[Dataset items]
>>>

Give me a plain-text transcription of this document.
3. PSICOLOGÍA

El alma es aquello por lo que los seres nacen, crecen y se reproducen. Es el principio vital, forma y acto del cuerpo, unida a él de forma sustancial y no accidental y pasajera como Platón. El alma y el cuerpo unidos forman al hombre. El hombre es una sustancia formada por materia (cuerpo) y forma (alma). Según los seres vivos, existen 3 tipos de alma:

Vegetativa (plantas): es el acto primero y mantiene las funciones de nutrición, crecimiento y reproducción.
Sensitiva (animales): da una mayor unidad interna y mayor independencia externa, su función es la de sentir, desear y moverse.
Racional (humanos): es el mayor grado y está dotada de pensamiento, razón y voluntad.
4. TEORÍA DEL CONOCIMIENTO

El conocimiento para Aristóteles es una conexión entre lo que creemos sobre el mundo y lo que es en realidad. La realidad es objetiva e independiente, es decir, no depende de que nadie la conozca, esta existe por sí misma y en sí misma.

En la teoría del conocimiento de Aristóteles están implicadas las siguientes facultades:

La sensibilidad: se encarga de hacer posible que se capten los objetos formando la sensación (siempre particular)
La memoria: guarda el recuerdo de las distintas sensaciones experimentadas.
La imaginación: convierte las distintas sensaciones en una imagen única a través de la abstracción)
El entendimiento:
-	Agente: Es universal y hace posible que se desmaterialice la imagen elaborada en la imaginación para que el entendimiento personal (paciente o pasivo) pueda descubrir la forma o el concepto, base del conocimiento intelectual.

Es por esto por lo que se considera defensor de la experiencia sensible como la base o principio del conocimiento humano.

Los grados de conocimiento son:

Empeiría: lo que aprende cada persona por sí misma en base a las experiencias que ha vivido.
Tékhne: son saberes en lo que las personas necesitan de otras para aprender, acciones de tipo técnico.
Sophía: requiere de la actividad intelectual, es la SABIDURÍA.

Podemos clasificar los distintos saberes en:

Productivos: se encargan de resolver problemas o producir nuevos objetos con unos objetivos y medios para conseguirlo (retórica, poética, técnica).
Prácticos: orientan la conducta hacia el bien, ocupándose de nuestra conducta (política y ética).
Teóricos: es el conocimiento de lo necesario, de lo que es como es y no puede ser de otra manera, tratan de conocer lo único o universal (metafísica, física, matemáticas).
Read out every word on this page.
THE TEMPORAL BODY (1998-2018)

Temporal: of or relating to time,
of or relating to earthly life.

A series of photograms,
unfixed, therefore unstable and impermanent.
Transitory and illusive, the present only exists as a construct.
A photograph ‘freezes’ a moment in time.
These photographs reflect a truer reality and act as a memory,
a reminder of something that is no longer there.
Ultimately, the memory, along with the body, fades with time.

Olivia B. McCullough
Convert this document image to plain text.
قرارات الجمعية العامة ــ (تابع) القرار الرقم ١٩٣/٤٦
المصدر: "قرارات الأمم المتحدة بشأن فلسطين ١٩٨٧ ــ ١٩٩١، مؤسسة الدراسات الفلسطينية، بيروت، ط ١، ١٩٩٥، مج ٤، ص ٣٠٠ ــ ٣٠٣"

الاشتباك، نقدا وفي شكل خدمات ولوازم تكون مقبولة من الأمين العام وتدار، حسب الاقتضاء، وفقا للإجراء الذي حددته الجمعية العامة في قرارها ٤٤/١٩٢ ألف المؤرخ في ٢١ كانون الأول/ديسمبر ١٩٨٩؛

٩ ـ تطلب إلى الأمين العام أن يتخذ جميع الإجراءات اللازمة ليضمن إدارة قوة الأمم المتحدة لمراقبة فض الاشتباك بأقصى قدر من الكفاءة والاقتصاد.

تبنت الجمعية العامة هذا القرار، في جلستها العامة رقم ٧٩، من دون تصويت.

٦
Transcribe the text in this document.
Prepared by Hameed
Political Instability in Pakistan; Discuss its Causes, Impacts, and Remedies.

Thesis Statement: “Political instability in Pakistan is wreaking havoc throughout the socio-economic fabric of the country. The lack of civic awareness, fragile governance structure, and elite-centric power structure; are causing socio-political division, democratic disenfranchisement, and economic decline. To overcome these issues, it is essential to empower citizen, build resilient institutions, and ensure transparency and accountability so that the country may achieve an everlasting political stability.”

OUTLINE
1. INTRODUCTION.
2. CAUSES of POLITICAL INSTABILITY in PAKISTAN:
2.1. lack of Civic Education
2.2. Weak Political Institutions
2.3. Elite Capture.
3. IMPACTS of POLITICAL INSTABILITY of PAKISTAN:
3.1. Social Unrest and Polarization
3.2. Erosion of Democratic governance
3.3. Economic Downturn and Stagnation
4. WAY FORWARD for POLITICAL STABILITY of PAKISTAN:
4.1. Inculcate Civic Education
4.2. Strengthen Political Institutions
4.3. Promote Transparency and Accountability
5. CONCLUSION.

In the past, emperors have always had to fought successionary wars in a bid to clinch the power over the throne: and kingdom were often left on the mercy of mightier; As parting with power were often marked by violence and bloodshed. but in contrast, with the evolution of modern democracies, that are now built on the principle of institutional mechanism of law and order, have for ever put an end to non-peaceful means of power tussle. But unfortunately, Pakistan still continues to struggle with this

<<<

## Task details:
Search the lines for "المتحدة". Copy each line that has it.

## Worked answer:
المصدر: "قرارات الأمم المتحدة بشأن فلسطين ١٩٨٧ ــ ١٩٩١، مؤسسة الدراسات الفلسطينية، بيروت، ط ١، ١٩٩٥، مج ٤، ص ٣٠٠ ــ ٣٠٣"
٩ ـ تطلب إلى الأمين العام أن يتخذ جميع الإجراءات اللازمة ليضمن إدارة قوة الأمم المتحدة لمراقبة فض الاشتباك بأقصى قدر من الكفاءة والاقتصاد.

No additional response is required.